Instructions for the task — Scan each line of the records for the word "https" and extract the ones that have it.
[START]
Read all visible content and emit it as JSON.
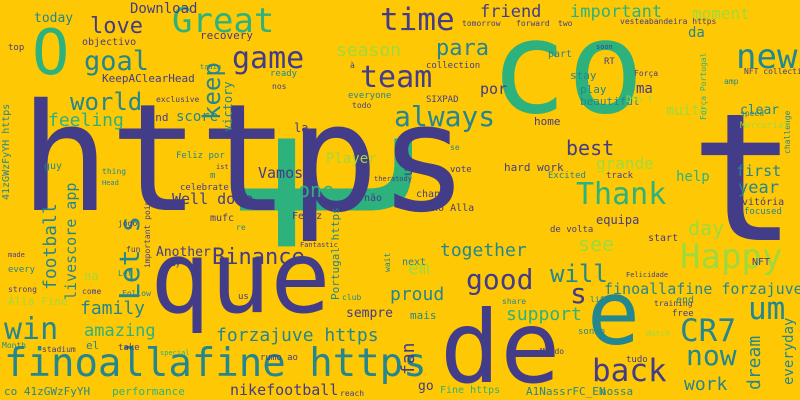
{
  "palette": {
    "background": "#FFC805",
    "navy": "#433C88",
    "teal": "#24868E",
    "green": "#2DB27D",
    "lime": "#9FDA3A",
    "yellowgreen": "#C7E020",
    "pale": "#FDE725"
  },
  "words": [
    {
      "text": "t",
      "color": "green"
    },
    {
      "text": "co",
      "color": "green"
    },
    {
      "text": "https",
      "color": "navy"
    },
    {
      "text": "t",
      "color": "navy"
    },
    {
      "text": "que",
      "color": "navy"
    },
    {
      "text": "de",
      "color": "navy"
    },
    {
      "text": "e",
      "color": "teal"
    },
    {
      "text": "O",
      "color": "green"
    },
    {
      "text": "goal",
      "color": "teal"
    },
    {
      "text": "finoallafine https",
      "color": "teal"
    },
    {
      "text": "Great",
      "color": "green"
    },
    {
      "text": "game",
      "color": "navy"
    },
    {
      "text": "time",
      "color": "navy"
    },
    {
      "text": "team",
      "color": "navy"
    },
    {
      "text": "new",
      "color": "teal"
    },
    {
      "text": "um",
      "color": "teal"
    },
    {
      "text": "CR7",
      "color": "teal"
    },
    {
      "text": "now",
      "color": "teal"
    },
    {
      "text": "back",
      "color": "navy"
    },
    {
      "text": "Happy",
      "color": "lime"
    },
    {
      "text": "Thank",
      "color": "green"
    },
    {
      "text": "always",
      "color": "teal"
    },
    {
      "text": "world",
      "color": "teal"
    },
    {
      "text": "win",
      "color": "teal"
    },
    {
      "text": "good",
      "color": "navy"
    },
    {
      "text": "Binance",
      "color": "navy"
    },
    {
      "text": "will",
      "color": "teal"
    },
    {
      "text": "s",
      "color": "navy"
    },
    {
      "text": "para",
      "color": "teal"
    },
    {
      "text": "love",
      "color": "navy"
    },
    {
      "text": "keep",
      "color": "teal"
    },
    {
      "text": "Let s",
      "color": "teal"
    },
    {
      "text": "friend",
      "color": "navy"
    },
    {
      "text": "important",
      "color": "green"
    },
    {
      "text": "moment",
      "color": "lime"
    },
    {
      "text": "feeling",
      "color": "green"
    },
    {
      "text": "best",
      "color": "navy"
    },
    {
      "text": "grande",
      "color": "lime"
    },
    {
      "text": "one",
      "color": "green"
    },
    {
      "text": "family",
      "color": "teal"
    },
    {
      "text": "forzajuve https",
      "color": "teal"
    },
    {
      "text": "amazing",
      "color": "green"
    },
    {
      "text": "proud",
      "color": "teal"
    },
    {
      "text": "support",
      "color": "green"
    },
    {
      "text": "together",
      "color": "teal"
    },
    {
      "text": "see",
      "color": "lime"
    },
    {
      "text": "em",
      "color": "lime"
    },
    {
      "text": "fan",
      "color": "navy"
    },
    {
      "text": "work",
      "color": "teal"
    },
    {
      "text": "dream",
      "color": "teal"
    },
    {
      "text": "year",
      "color": "teal"
    },
    {
      "text": "first",
      "color": "teal"
    },
    {
      "text": "day",
      "color": "lime"
    },
    {
      "text": "finoallafine forzajuve",
      "color": "teal"
    },
    {
      "text": "season",
      "color": "lime"
    },
    {
      "text": "football",
      "color": "teal"
    },
    {
      "text": "nikefootball",
      "color": "navy"
    },
    {
      "text": "Download",
      "color": "navy"
    },
    {
      "text": "livescore app",
      "color": "teal"
    },
    {
      "text": "Vamos",
      "color": "navy"
    },
    {
      "text": "Well done",
      "color": "navy"
    },
    {
      "text": "score",
      "color": "teal"
    },
    {
      "text": "clear",
      "color": "teal"
    },
    {
      "text": "da",
      "color": "teal"
    },
    {
      "text": "ma",
      "color": "navy"
    },
    {
      "text": "por",
      "color": "navy"
    },
    {
      "text": "muito",
      "color": "lime"
    },
    {
      "text": "help",
      "color": "green"
    },
    {
      "text": "everyday",
      "color": "teal"
    },
    {
      "text": "Player",
      "color": "lime"
    },
    {
      "text": "sempre",
      "color": "navy"
    },
    {
      "text": "today",
      "color": "teal"
    },
    {
      "text": "Another",
      "color": "navy"
    },
    {
      "text": "KeepAClearHead",
      "color": "navy"
    },
    {
      "text": "victory",
      "color": "teal"
    },
    {
      "text": "objectivo",
      "color": "navy"
    },
    {
      "text": "recovery",
      "color": "navy"
    },
    {
      "text": "mind",
      "color": "navy"
    },
    {
      "text": "un",
      "color": "navy"
    },
    {
      "text": "la",
      "color": "navy"
    },
    {
      "text": "home",
      "color": "navy"
    },
    {
      "text": "beautiful",
      "color": "teal"
    },
    {
      "text": "play",
      "color": "teal"
    },
    {
      "text": "stay",
      "color": "teal"
    },
    {
      "text": "part",
      "color": "teal"
    },
    {
      "text": "hard work",
      "color": "navy"
    },
    {
      "text": "Fino Alla",
      "color": "navy"
    },
    {
      "text": "chance",
      "color": "navy"
    },
    {
      "text": "equipa",
      "color": "navy"
    },
    {
      "text": "start",
      "color": "navy"
    },
    {
      "text": "next",
      "color": "teal"
    },
    {
      "text": "mais",
      "color": "teal"
    },
    {
      "text": "go",
      "color": "navy"
    },
    {
      "text": "nossa",
      "color": "teal"
    },
    {
      "text": "A1NassrFC_EN",
      "color": "teal"
    },
    {
      "text": "Fine https",
      "color": "green"
    },
    {
      "text": "performance",
      "color": "green"
    },
    {
      "text": "reach",
      "color": "navy"
    },
    {
      "text": "co 41zGWzFyYH",
      "color": "teal"
    },
    {
      "text": "41zGWzFyYH https",
      "color": "teal"
    },
    {
      "text": "Alla Fine",
      "color": "lime"
    },
    {
      "text": "Portugal https",
      "color": "teal"
    },
    {
      "text": "Feliz",
      "color": "navy"
    },
    {
      "text": "mufc",
      "color": "navy"
    },
    {
      "text": "celebrate",
      "color": "navy"
    },
    {
      "text": "important point",
      "color": "navy"
    },
    {
      "text": "Feliz por",
      "color": "teal"
    },
    {
      "text": "ready",
      "color": "teal"
    },
    {
      "text": "everyone",
      "color": "teal"
    },
    {
      "text": "todo",
      "color": "navy"
    },
    {
      "text": "nos",
      "color": "navy"
    },
    {
      "text": "SIXPAD",
      "color": "navy"
    },
    {
      "text": "collection",
      "color": "navy"
    },
    {
      "text": "RT",
      "color": "navy"
    },
    {
      "text": "NFT collection",
      "color": "navy"
    },
    {
      "text": "NFT",
      "color": "navy"
    },
    {
      "text": "vitória",
      "color": "navy"
    },
    {
      "text": "focused",
      "color": "teal"
    },
    {
      "text": "training",
      "color": "navy"
    },
    {
      "text": "end",
      "color": "teal"
    },
    {
      "text": "free",
      "color": "navy"
    },
    {
      "text": "tudo",
      "color": "navy"
    },
    {
      "text": "sonho",
      "color": "teal"
    },
    {
      "text": "Watch",
      "color": "lime"
    },
    {
      "text": "share",
      "color": "teal"
    },
    {
      "text": "life",
      "color": "teal"
    },
    {
      "text": "club",
      "color": "teal"
    },
    {
      "text": "wait",
      "color": "teal"
    },
    {
      "text": "vote",
      "color": "navy"
    },
    {
      "text": "não",
      "color": "navy"
    },
    {
      "text": "track",
      "color": "navy"
    },
    {
      "text": "Excited",
      "color": "teal"
    },
    {
      "text": "de volta",
      "color": "navy"
    },
    {
      "text": "Felicidade",
      "color": "navy"
    },
    {
      "text": "rumo ao",
      "color": "navy"
    },
    {
      "text": "stadium",
      "color": "navy"
    },
    {
      "text": "Mundo",
      "color": "navy"
    },
    {
      "text": "se",
      "color": "teal"
    },
    {
      "text": "us",
      "color": "navy"
    },
    {
      "text": "take",
      "color": "navy"
    },
    {
      "text": "el",
      "color": "teal"
    },
    {
      "text": "Month",
      "color": "teal"
    },
    {
      "text": "guy",
      "color": "teal"
    },
    {
      "text": "thing",
      "color": "teal"
    },
    {
      "text": "Head",
      "color": "teal"
    },
    {
      "text": "fun",
      "color": "navy"
    },
    {
      "text": "Follow",
      "color": "teal"
    },
    {
      "text": "strong",
      "color": "navy"
    },
    {
      "text": "every",
      "color": "teal"
    },
    {
      "text": "made",
      "color": "navy"
    },
    {
      "text": "top",
      "color": "navy"
    },
    {
      "text": "jogo",
      "color": "navy"
    },
    {
      "text": "Let",
      "color": "teal"
    },
    {
      "text": "come",
      "color": "navy"
    },
    {
      "text": "way",
      "color": "navy"
    },
    {
      "text": "special",
      "color": "green"
    },
    {
      "text": "amp",
      "color": "teal"
    },
    {
      "text": "exclusive",
      "color": "navy"
    },
    {
      "text": "tomorrow",
      "color": "navy"
    },
    {
      "text": "forward",
      "color": "navy"
    },
    {
      "text": "two",
      "color": "navy"
    },
    {
      "text": "soon",
      "color": "navy"
    },
    {
      "text": "Força",
      "color": "navy"
    },
    {
      "text": "Força Portugal",
      "color": "green"
    },
    {
      "text": "Don t",
      "color": "lime"
    },
    {
      "text": "challenge",
      "color": "teal"
    },
    {
      "text": "speed",
      "color": "teal"
    },
    {
      "text": "Mercurial",
      "color": "lime"
    },
    {
      "text": "ist",
      "color": "navy"
    },
    {
      "text": "m",
      "color": "teal"
    },
    {
      "text": "re",
      "color": "teal"
    },
    {
      "text": "na",
      "color": "lime"
    },
    {
      "text": "train",
      "color": "teal"
    },
    {
      "text": "à",
      "color": "navy"
    },
    {
      "text": "vesteabandeira https",
      "color": "navy"
    },
    {
      "text": "theratody",
      "color": "navy"
    },
    {
      "text": "Fantastic",
      "color": "navy"
    }
  ]
}
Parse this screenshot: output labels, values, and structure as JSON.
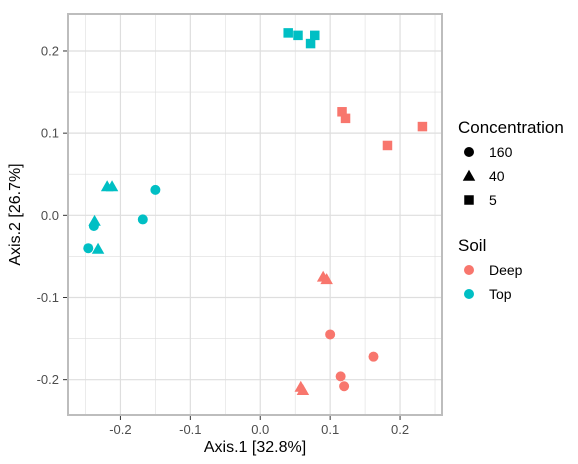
{
  "chart_data": {
    "type": "scatter",
    "xlabel": "Axis.1   [32.8%]",
    "ylabel": "Axis.2   [26.7%]",
    "xlim": [
      -0.275,
      0.26
    ],
    "ylim": [
      -0.243,
      0.245
    ],
    "x_ticks": [
      {
        "value": -0.2,
        "label": "-0.2"
      },
      {
        "value": -0.1,
        "label": "-0.1"
      },
      {
        "value": 0.0,
        "label": "0.0"
      },
      {
        "value": 0.1,
        "label": "0.1"
      },
      {
        "value": 0.2,
        "label": "0.2"
      }
    ],
    "y_ticks": [
      {
        "value": 0.2,
        "label": "0.2"
      },
      {
        "value": 0.1,
        "label": "0.1"
      },
      {
        "value": 0.0,
        "label": "0.0"
      },
      {
        "value": -0.1,
        "label": "-0.1"
      },
      {
        "value": -0.2,
        "label": "-0.2"
      }
    ],
    "grid": true,
    "panel_background": "#ffffff",
    "grid_color": "#dedede",
    "border_color": "#bdbdbd",
    "legend_placement": "right",
    "legends": [
      {
        "title": "Concentration",
        "aesthetic": "shape",
        "entries": [
          {
            "label": "160",
            "shape": "circle"
          },
          {
            "label": "40",
            "shape": "triangle"
          },
          {
            "label": "5",
            "shape": "square"
          }
        ]
      },
      {
        "title": "Soil",
        "aesthetic": "color",
        "entries": [
          {
            "label": "Deep",
            "color": "#F8766D"
          },
          {
            "label": "Top",
            "color": "#00BFC4"
          }
        ]
      }
    ],
    "points": [
      {
        "x": 0.04,
        "y": 0.222,
        "concentration": "5",
        "soil": "Top"
      },
      {
        "x": 0.054,
        "y": 0.219,
        "concentration": "5",
        "soil": "Top"
      },
      {
        "x": 0.072,
        "y": 0.209,
        "concentration": "5",
        "soil": "Top"
      },
      {
        "x": 0.078,
        "y": 0.219,
        "concentration": "5",
        "soil": "Top"
      },
      {
        "x": 0.117,
        "y": 0.126,
        "concentration": "5",
        "soil": "Deep"
      },
      {
        "x": 0.122,
        "y": 0.118,
        "concentration": "5",
        "soil": "Deep"
      },
      {
        "x": 0.182,
        "y": 0.085,
        "concentration": "5",
        "soil": "Deep"
      },
      {
        "x": 0.232,
        "y": 0.108,
        "concentration": "5",
        "soil": "Deep"
      },
      {
        "x": -0.219,
        "y": 0.035,
        "concentration": "40",
        "soil": "Top"
      },
      {
        "x": -0.212,
        "y": 0.035,
        "concentration": "40",
        "soil": "Top"
      },
      {
        "x": -0.237,
        "y": -0.007,
        "concentration": "40",
        "soil": "Top"
      },
      {
        "x": -0.232,
        "y": -0.041,
        "concentration": "40",
        "soil": "Top"
      },
      {
        "x": -0.15,
        "y": 0.031,
        "concentration": "160",
        "soil": "Top"
      },
      {
        "x": -0.168,
        "y": -0.005,
        "concentration": "160",
        "soil": "Top"
      },
      {
        "x": -0.238,
        "y": -0.013,
        "concentration": "160",
        "soil": "Top"
      },
      {
        "x": -0.246,
        "y": -0.04,
        "concentration": "160",
        "soil": "Top"
      },
      {
        "x": 0.09,
        "y": -0.075,
        "concentration": "40",
        "soil": "Deep"
      },
      {
        "x": 0.095,
        "y": -0.078,
        "concentration": "40",
        "soil": "Deep"
      },
      {
        "x": 0.058,
        "y": -0.209,
        "concentration": "40",
        "soil": "Deep"
      },
      {
        "x": 0.061,
        "y": -0.213,
        "concentration": "40",
        "soil": "Deep"
      },
      {
        "x": 0.1,
        "y": -0.145,
        "concentration": "160",
        "soil": "Deep"
      },
      {
        "x": 0.162,
        "y": -0.172,
        "concentration": "160",
        "soil": "Deep"
      },
      {
        "x": 0.115,
        "y": -0.196,
        "concentration": "160",
        "soil": "Deep"
      },
      {
        "x": 0.12,
        "y": -0.208,
        "concentration": "160",
        "soil": "Deep"
      }
    ]
  }
}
[END]
Worked solution —
      "text": "https",
      "text": "finoallafine https",
      "text": "forzajuve https",
      "text": "Fine https",
      "text": "41zGWzFyYH https",
      "text": "Portugal https",
      "text": "vesteabandeira https",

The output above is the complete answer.